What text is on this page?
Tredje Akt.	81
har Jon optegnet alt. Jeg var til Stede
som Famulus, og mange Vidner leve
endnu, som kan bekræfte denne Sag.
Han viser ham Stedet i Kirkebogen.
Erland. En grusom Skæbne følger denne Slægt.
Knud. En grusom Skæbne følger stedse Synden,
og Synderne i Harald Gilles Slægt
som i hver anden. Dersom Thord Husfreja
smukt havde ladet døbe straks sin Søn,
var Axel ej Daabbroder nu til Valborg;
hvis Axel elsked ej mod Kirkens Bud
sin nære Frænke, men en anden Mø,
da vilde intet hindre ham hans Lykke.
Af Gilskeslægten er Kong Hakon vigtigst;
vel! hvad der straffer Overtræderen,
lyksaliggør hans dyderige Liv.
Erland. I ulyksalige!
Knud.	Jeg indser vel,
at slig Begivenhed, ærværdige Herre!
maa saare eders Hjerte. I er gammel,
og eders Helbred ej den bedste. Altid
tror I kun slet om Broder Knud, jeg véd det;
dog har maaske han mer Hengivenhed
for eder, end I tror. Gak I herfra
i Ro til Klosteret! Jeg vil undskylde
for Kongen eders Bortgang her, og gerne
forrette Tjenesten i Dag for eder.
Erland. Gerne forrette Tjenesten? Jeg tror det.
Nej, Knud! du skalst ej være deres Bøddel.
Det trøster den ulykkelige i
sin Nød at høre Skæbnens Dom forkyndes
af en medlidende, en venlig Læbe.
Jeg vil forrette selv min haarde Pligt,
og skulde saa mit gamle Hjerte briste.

☆ ☆ ☆

* **Stated goal**
Identify each line in the records above containing the word "Knud"; copy those lines.

* **Correct result**
Knud. En grusom Skæbne følger stedse Synden,
Knud.	Jeg indser vel,
tror I kun slet om Broder Knud, jeg véd det;
Nej, Knud! du skalst ej være deres Bøddel.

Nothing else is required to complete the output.